Do this:
Can all of these lines be returned exactly?
---------- Materials provided ----------
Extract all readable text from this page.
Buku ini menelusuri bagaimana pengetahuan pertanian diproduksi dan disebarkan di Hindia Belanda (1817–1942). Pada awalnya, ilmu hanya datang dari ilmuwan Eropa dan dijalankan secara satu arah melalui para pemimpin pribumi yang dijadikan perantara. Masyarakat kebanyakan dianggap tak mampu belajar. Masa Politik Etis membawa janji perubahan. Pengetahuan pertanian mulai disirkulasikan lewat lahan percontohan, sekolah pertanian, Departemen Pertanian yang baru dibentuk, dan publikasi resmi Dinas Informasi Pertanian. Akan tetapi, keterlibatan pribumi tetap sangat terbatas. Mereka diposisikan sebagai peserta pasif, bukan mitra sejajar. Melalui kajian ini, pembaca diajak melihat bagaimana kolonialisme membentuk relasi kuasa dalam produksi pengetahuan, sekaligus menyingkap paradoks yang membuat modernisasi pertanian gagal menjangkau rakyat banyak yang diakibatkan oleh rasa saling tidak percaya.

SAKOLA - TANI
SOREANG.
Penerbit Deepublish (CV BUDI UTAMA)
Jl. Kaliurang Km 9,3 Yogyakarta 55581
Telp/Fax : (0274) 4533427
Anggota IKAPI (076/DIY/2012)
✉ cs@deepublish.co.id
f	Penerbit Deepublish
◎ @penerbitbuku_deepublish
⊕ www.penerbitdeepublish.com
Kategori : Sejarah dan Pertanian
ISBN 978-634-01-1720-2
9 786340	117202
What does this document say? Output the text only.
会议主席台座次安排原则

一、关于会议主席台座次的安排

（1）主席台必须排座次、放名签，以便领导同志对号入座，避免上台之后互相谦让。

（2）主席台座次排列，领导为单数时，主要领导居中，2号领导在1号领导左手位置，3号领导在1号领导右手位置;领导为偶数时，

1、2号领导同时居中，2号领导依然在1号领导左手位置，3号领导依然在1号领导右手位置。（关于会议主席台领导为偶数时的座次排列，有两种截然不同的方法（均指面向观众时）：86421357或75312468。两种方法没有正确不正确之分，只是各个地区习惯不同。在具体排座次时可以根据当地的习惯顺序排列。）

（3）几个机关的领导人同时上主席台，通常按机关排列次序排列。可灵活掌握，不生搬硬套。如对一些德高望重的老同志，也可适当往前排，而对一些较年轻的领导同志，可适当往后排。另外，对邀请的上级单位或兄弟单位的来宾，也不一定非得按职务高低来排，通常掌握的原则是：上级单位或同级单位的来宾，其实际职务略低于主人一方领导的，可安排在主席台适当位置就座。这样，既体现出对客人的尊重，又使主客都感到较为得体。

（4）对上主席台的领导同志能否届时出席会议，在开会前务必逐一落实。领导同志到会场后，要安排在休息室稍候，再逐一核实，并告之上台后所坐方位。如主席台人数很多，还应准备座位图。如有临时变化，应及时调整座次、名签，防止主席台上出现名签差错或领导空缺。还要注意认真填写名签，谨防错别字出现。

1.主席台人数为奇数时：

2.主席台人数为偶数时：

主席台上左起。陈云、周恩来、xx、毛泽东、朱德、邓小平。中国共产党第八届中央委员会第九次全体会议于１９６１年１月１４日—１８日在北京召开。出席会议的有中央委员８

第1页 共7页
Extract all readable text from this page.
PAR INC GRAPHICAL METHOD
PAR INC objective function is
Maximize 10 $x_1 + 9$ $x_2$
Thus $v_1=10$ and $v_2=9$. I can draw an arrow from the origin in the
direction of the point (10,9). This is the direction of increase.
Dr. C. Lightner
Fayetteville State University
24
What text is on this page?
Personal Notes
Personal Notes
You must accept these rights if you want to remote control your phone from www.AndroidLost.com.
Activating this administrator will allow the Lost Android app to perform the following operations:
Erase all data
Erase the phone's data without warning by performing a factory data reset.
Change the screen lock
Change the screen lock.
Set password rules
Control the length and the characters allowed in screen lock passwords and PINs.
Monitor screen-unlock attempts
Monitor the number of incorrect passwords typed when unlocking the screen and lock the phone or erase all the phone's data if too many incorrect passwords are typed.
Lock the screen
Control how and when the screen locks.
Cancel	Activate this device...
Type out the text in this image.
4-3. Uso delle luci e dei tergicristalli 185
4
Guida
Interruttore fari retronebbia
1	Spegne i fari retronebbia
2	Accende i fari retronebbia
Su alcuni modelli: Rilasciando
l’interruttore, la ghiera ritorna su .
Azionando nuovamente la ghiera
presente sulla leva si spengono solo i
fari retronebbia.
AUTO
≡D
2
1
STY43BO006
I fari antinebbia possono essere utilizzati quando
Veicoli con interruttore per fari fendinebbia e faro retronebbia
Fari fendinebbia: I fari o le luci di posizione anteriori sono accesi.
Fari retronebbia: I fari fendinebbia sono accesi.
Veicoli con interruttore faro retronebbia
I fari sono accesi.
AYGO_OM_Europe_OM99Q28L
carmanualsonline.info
----------
Completed exercise:
Extract all readable text from this page.
Buku ini menelusuri bagaimana pengetahuan pertanian diproduksi dan disebarkan di Hindia Belanda (1817–1942). Pada awalnya, ilmu hanya datang dari ilmuwan Eropa dan dijalankan secara satu arah melalui para pemimpin pribumi yang dijadikan perantara. Masyarakat kebanyakan dianggap tak mampu belajar. Masa Politik Etis membawa janji perubahan. Pengetahuan pertanian mulai disirkulasikan lewat lahan percontohan, sekolah pertanian, Departemen Pertanian yang baru dibentuk, dan publikasi resmi Dinas Informasi Pertanian. Akan tetapi, keterlibatan pribumi tetap sangat terbatas. Mereka diposisikan sebagai peserta pasif, bukan mitra sejajar. Melalui kajian ini, pembaca diajak melihat bagaimana kolonialisme membentuk relasi kuasa dalam produksi pengetahuan, sekaligus menyingkap paradoks yang membuat modernisasi pertanian gagal menjangkau rakyat banyak yang diakibatkan oleh rasa saling tidak percaya.

SAKOLA - TANI
SOREANG.
Penerbit Deepublish (CV BUDI UTAMA)
Jl. Kaliurang Km 9,3 Yogyakarta 55581
Telp/Fax : (0274) 4533427
Anggota IKAPI (076/DIY/2012)
✉ cs@deepublish.co.id
f	Penerbit Deepublish
◎ @penerbitbuku_deepublish
⊕ www.penerbitdeepublish.com
Kategori : Sejarah dan Pertanian
ISBN 978-634-01-1720-2
9 786340	117202
What does this document say? Output the text only.
会议主席台座次安排原则

一、关于会议主席台座次的安排

（1）主席台必须排座次、放名签，以便领导同志对号入座，避免上台之后互相谦让。

（2）主席台座次排列，领导为单数时，主要领导居中，2号领导在1号领导左手位置，3号领导在1号领导右手位置;领导为偶数时，

1、2号领导同时居中，2号领导依然在1号领导左手位置，3号领导依然在1号领导右手位置。（关于会议主席台领导为偶数时的座次排列，有两种截然不同的方法（均指面向观众时）：86421357或75312468。两种方法没有正确不正确之分，只是各个地区习惯不同。在具体排座次时可以根据当地的习惯顺序排列。）

（3）几个机关的领导人同时上主席台，通常按机关排列次序排列。可灵活掌握，不生搬硬套。如对一些德高望重的老同志，也可适当往前排，而对一些较年轻的领导同志，可适当往后排。另外，对邀请的上级单位或兄弟单位的来宾，也不一定非得按职务高低来排，通常掌握的原则是：上级单位或同级单位的来宾，其实际职务略低于主人一方领导的，可安排在主席台适当位置就座。这样，既体现出对客人的尊重，又使主客都感到较为得体。

（4）对上主席台的领导同志能否届时出席会议，在开会前务必逐一落实。领导同志到会场后，要安排在休息室稍候，再逐一核实，并告之上台后所坐方位。如主席台人数很多，还应准备座位图。如有临时变化，应及时调整座次、名签，防止主席台上出现名签差错或领导空缺。还要注意认真填写名签，谨防错别字出现。

1.主席台人数为奇数时：

2.主席台人数为偶数时：

主席台上左起。陈云、周恩来、xx、毛泽东、朱德、邓小平。中国共产党第八届中央委员会第九次全体会议于１９６１年１月１４日—１８日在北京召开。出席会议的有中央委员８

第1页 共7页
Extract all readable text from this page.
PAR INC GRAPHICAL METHOD
PAR INC objective function is
Maximize 10 $x_1 + 9$ $x_2$
Thus $v_1=10$ and $v_2=9$. I can draw an arrow from the origin in the
direction of the point (10,9). This is the direction of increase.
Dr. C. Lightner
Fayetteville State University
24
What text is on this page?
Personal Notes
Personal Notes
You must accept these rights if you want to remote control your phone from www.AndroidLost.com.
Activating this administrator will allow the Lost Android app to perform the following operations:
Erase all data
Erase the phone's data without warning by performing a factory data reset.
Change the screen lock
Change the screen lock.
Set password rules
Control the length and the characters allowed in screen lock passwords and PINs.
Monitor screen-unlock attempts
Monitor the number of incorrect passwords typed when unlocking the screen and lock the phone or erase all the phone's data if too many incorrect passwords are typed.
Lock the screen
Control how and when the screen locks.
Cancel	Activate this device...
Type out the text in this image.
4-3. Uso delle luci e dei tergicristalli 185
4
Guida
Interruttore fari retronebbia
1	Spegne i fari retronebbia
2	Accende i fari retronebbia
Su alcuni modelli: Rilasciando
l’interruttore, la ghiera ritorna su .
Azionando nuovamente la ghiera
presente sulla leva si spengono solo i
fari retronebbia.
AUTO
≡D
2
1
STY43BO006
I fari antinebbia possono essere utilizzati quando
Veicoli con interruttore per fari fendinebbia e faro retronebbia
Fari fendinebbia: I fari o le luci di posizione anteriori sono accesi.
Fari retronebbia: I fari fendinebbia sono accesi.
Veicoli con interruttore faro retronebbia
I fari sono accesi.
AYGO_OM_Europe_OM99Q28L
carmanualsonline.info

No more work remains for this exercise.